## Provided data
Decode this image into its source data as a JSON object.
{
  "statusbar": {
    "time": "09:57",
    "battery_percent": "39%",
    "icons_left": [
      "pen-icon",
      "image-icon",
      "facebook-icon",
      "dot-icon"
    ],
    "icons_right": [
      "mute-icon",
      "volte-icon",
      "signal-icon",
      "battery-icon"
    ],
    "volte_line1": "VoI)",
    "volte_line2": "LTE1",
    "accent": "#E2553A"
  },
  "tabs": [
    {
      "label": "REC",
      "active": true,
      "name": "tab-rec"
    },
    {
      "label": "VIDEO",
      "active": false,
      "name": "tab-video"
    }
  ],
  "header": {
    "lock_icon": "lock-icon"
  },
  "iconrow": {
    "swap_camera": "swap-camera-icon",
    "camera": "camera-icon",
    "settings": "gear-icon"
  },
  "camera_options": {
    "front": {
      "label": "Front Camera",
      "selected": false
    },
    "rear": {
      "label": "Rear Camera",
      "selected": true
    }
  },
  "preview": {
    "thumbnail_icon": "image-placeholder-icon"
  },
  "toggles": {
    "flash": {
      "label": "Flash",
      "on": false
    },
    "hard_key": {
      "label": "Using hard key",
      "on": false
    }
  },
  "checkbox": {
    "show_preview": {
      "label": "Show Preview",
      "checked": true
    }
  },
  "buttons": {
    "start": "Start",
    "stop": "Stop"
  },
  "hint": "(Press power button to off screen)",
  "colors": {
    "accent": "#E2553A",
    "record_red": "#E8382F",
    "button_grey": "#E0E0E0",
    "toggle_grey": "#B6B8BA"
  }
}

## Written exercise
Restate all of the entries above precisely.

## Solution to the exercise
Decode this image into its source data as a JSON object.
{
  "statusbar": {
    "time": "09:57",
    "battery_percent": "39%",
    "icons_left": [
      "pen-icon",
      "image-icon",
      "facebook-icon",
      "dot-icon"
    ],
    "icons_right": [
      "mute-icon",
      "volte-icon",
      "signal-icon",
      "battery-icon"
    ],
    "volte_line1": "VoI)",
    "volte_line2": "LTE1",
    "accent": "#E2553A"
  },
  "tabs": [
    {
      "label": "REC",
      "active": true,
      "name": "tab-rec"
    },
    {
      "label": "VIDEO",
      "active": false,
      "name": "tab-video"
    }
  ],
  "header": {
    "lock_icon": "lock-icon"
  },
  "iconrow": {
    "swap_camera": "swap-camera-icon",
    "camera": "camera-icon",
    "settings": "gear-icon"
  },
  "camera_options": {
    "front": {
      "label": "Front Camera",
      "selected": false
    },
    "rear": {
      "label": "Rear Camera",
      "selected": true
    }
  },
  "preview": {
    "thumbnail_icon": "image-placeholder-icon"
  },
  "toggles": {
    "flash": {
      "label": "Flash",
      "on": false
    },
    "hard_key": {
      "label": "Using hard key",
      "on": false
    }
  },
  "checkbox": {
    "show_preview": {
      "label": "Show Preview",
      "checked": true
    }
  },
  "buttons": {
    "start": "Start",
    "stop": "Stop"
  },
  "hint": "(Press power button to off screen)",
  "colors": {
    "accent": "#E2553A",
    "record_red": "#E8382F",
    "button_grey": "#E0E0E0",
    "toggle_grey": "#B6B8BA"
  }
}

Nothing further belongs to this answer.